▶ _Input for this task_
════════

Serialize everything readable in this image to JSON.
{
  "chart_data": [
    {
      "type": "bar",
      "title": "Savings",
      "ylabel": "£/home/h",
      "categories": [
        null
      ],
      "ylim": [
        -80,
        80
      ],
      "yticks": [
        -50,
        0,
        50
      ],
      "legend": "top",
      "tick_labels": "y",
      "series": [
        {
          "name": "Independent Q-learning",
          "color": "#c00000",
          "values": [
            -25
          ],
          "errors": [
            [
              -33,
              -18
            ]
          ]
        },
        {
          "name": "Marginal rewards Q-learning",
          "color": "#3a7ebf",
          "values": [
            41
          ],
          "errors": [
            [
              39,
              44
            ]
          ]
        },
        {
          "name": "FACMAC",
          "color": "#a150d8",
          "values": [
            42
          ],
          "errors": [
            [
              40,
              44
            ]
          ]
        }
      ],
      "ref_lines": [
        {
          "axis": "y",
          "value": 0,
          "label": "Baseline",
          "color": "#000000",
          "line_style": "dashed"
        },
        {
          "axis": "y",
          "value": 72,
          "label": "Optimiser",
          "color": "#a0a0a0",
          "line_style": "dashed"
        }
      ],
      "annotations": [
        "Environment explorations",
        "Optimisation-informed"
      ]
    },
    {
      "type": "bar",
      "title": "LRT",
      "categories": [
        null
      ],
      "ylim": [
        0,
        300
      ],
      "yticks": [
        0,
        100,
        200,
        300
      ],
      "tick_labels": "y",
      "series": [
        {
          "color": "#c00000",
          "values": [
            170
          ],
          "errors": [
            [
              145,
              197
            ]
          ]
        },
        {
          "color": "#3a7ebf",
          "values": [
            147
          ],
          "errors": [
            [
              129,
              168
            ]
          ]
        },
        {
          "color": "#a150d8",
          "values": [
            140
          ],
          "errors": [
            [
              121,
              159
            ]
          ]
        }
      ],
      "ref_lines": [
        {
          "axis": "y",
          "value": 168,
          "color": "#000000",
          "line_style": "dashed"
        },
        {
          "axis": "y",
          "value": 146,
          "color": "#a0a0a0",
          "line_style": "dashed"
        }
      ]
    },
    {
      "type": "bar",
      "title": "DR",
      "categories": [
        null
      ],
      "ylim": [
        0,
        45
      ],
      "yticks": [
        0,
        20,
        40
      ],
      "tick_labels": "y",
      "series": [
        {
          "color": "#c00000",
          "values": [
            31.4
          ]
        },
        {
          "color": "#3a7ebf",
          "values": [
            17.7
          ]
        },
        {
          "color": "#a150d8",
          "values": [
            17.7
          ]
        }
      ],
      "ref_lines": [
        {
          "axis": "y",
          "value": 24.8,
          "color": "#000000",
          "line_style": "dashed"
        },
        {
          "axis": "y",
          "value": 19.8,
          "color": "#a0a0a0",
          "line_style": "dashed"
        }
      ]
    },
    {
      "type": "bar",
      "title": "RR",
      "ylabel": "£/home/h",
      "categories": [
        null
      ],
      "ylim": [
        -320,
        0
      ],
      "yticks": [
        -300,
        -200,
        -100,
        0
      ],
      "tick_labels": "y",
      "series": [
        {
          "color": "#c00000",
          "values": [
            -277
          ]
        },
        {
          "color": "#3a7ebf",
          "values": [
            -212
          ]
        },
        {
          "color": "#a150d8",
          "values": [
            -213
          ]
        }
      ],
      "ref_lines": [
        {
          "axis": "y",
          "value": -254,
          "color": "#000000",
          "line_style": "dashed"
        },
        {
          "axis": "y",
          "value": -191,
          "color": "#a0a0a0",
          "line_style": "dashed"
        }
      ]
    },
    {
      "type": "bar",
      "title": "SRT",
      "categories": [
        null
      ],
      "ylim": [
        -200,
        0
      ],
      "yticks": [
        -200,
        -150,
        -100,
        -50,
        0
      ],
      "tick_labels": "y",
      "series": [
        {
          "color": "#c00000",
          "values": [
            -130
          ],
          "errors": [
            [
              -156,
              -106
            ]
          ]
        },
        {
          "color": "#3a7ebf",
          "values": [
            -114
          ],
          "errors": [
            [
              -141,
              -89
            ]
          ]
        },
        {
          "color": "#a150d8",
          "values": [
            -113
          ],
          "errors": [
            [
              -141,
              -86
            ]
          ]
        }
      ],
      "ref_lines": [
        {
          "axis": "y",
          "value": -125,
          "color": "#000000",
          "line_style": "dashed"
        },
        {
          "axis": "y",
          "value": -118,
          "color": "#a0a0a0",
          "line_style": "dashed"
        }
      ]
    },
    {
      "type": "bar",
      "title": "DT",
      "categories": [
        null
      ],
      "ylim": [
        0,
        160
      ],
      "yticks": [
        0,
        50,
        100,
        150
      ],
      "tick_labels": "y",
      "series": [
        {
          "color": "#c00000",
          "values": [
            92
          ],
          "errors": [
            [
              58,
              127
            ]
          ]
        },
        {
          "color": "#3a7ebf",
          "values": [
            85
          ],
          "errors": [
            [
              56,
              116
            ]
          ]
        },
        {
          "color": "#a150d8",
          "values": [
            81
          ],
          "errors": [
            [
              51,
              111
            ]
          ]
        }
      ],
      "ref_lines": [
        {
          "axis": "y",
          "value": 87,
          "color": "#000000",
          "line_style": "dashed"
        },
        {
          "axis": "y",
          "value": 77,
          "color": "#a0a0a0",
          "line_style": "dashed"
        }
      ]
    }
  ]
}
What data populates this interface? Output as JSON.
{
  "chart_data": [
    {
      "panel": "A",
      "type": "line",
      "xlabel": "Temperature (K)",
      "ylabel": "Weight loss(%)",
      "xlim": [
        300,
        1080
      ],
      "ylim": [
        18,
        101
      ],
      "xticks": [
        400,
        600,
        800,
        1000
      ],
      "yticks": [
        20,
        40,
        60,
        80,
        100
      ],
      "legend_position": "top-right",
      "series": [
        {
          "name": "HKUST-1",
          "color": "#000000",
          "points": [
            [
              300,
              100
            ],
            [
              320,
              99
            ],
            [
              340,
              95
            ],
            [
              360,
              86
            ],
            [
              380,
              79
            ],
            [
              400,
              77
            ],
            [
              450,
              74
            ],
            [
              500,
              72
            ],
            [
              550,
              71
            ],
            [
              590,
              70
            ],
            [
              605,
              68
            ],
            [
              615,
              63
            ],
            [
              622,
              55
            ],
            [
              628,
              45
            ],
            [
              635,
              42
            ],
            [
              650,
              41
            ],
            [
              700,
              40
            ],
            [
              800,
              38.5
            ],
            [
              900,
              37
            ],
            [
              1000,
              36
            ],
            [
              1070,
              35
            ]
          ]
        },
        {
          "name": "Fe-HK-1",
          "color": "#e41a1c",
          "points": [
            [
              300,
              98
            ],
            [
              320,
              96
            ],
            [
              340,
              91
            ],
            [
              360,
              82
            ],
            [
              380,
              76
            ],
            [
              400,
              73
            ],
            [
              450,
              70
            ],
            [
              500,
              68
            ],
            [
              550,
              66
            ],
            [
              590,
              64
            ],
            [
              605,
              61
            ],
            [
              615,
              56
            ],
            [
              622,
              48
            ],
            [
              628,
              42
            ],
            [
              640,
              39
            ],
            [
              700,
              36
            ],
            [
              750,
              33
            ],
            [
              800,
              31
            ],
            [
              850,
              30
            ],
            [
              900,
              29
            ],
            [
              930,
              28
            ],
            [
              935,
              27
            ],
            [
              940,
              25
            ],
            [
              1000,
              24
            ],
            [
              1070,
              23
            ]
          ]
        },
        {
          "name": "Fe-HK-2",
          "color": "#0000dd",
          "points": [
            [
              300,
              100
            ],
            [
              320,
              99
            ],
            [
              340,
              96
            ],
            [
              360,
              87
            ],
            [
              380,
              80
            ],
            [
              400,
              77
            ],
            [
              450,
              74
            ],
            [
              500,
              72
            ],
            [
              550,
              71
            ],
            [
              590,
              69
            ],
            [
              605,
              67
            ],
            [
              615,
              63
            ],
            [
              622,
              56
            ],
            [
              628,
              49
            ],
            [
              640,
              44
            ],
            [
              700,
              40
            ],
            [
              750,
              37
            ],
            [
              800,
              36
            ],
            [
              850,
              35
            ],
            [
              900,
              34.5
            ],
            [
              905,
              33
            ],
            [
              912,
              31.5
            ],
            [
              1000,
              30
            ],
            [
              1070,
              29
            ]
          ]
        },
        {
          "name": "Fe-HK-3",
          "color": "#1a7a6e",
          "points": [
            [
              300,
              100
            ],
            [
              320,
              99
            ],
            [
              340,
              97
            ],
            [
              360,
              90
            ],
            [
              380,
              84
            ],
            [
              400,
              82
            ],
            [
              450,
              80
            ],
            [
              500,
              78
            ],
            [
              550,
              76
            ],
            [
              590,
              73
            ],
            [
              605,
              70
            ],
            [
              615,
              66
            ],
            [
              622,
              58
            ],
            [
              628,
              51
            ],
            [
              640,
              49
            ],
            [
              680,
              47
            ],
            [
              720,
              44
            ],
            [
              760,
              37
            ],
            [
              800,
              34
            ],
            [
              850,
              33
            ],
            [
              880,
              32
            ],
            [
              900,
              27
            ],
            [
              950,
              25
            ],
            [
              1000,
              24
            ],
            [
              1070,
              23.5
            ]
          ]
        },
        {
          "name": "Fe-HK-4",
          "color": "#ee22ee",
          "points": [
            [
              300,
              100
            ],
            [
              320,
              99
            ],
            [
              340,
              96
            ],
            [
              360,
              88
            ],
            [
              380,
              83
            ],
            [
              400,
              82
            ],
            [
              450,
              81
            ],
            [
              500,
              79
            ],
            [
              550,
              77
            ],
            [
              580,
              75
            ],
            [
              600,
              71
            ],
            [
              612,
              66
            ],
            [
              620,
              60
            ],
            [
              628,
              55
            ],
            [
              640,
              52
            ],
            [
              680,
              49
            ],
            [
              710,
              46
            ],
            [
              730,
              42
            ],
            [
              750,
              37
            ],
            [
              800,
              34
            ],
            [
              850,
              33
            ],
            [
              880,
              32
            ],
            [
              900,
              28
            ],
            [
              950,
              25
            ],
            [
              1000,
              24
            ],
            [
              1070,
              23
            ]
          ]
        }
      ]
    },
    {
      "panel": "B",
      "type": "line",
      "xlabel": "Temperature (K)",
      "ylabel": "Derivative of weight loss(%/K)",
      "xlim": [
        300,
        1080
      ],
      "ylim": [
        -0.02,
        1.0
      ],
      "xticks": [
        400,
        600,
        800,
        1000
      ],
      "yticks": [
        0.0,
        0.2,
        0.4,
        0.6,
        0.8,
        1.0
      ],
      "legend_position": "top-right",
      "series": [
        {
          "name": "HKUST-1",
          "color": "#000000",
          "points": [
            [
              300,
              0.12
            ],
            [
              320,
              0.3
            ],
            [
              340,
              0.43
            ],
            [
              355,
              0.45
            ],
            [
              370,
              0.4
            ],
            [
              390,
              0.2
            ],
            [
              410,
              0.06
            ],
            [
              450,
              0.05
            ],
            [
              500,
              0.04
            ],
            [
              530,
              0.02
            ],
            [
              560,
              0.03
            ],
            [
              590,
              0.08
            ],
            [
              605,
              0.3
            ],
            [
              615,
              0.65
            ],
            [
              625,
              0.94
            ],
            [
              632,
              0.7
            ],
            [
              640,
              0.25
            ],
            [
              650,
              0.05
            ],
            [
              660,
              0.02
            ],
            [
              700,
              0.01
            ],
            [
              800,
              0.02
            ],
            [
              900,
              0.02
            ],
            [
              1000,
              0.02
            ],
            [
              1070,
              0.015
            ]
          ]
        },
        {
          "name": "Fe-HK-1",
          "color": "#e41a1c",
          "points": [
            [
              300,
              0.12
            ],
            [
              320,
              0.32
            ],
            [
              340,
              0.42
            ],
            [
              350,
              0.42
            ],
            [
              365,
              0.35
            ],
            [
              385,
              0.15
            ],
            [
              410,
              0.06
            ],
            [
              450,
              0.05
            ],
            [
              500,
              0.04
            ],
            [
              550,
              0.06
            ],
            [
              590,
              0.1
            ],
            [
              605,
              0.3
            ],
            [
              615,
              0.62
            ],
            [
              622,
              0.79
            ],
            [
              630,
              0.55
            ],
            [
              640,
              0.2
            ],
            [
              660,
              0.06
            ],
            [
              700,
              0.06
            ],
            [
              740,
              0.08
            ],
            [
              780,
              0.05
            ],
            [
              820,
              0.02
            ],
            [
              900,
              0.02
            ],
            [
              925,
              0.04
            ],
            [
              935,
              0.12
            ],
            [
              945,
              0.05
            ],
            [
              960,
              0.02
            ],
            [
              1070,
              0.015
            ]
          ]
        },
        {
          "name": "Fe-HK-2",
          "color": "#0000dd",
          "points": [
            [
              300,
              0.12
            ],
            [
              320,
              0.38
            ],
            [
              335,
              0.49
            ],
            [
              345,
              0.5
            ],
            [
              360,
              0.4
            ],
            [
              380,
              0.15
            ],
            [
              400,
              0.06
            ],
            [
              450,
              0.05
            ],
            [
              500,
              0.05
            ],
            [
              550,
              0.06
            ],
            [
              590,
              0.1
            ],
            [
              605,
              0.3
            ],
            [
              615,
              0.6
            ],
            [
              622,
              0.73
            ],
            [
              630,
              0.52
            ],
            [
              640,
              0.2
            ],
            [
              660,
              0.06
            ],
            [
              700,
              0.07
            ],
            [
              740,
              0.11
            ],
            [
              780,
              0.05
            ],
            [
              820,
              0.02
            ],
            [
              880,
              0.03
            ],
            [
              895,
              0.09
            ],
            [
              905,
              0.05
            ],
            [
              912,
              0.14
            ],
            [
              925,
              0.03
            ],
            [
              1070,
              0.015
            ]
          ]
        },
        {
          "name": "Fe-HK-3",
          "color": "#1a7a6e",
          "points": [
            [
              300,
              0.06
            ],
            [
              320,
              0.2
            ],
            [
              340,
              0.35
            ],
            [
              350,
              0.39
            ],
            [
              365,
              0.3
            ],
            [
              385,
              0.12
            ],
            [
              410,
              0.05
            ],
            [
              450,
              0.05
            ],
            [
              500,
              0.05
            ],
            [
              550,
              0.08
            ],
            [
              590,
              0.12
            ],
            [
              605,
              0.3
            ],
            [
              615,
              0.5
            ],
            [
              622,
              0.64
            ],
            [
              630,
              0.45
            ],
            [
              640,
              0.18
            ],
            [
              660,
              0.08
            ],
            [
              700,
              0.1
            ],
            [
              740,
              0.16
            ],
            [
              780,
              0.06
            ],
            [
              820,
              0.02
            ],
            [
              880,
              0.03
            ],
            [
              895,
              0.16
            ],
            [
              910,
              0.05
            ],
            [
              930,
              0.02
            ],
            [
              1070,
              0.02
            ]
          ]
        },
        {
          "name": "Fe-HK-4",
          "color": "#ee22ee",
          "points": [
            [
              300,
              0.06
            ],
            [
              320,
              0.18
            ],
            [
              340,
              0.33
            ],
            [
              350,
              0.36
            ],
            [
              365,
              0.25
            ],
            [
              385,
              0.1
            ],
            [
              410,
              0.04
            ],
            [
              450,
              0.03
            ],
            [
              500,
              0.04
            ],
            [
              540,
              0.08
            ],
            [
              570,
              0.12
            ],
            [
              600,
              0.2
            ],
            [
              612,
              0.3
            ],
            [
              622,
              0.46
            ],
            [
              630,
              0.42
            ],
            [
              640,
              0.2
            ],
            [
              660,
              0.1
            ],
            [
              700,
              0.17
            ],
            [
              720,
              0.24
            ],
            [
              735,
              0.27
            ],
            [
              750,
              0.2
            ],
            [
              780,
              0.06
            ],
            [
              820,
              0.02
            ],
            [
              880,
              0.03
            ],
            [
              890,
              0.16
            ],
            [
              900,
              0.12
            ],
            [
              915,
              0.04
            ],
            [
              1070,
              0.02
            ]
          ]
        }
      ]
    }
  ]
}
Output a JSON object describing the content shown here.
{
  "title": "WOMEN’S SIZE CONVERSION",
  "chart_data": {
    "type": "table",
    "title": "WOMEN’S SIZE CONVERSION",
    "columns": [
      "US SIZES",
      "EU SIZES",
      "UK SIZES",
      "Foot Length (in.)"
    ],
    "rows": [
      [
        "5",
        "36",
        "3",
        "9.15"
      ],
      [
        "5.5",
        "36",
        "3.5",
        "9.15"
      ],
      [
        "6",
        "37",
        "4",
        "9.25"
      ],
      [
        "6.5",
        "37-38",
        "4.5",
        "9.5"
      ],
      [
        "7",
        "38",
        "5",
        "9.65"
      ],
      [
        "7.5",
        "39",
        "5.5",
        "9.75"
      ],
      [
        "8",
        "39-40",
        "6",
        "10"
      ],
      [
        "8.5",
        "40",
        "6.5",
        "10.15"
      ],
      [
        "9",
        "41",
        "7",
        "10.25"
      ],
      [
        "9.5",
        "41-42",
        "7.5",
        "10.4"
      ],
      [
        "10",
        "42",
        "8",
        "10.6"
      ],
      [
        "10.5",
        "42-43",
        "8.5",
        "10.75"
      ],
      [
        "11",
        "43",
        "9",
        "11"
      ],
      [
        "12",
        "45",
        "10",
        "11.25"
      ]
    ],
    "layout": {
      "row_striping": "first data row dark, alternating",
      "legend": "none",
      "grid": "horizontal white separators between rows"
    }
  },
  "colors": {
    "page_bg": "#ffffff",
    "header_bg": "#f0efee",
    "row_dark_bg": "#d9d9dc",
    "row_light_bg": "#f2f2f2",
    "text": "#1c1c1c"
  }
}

════════

▶ _Objective_
Across the entries, how many lines hold the word "Output"? Say only the number.

▶ _Exercise answer_
2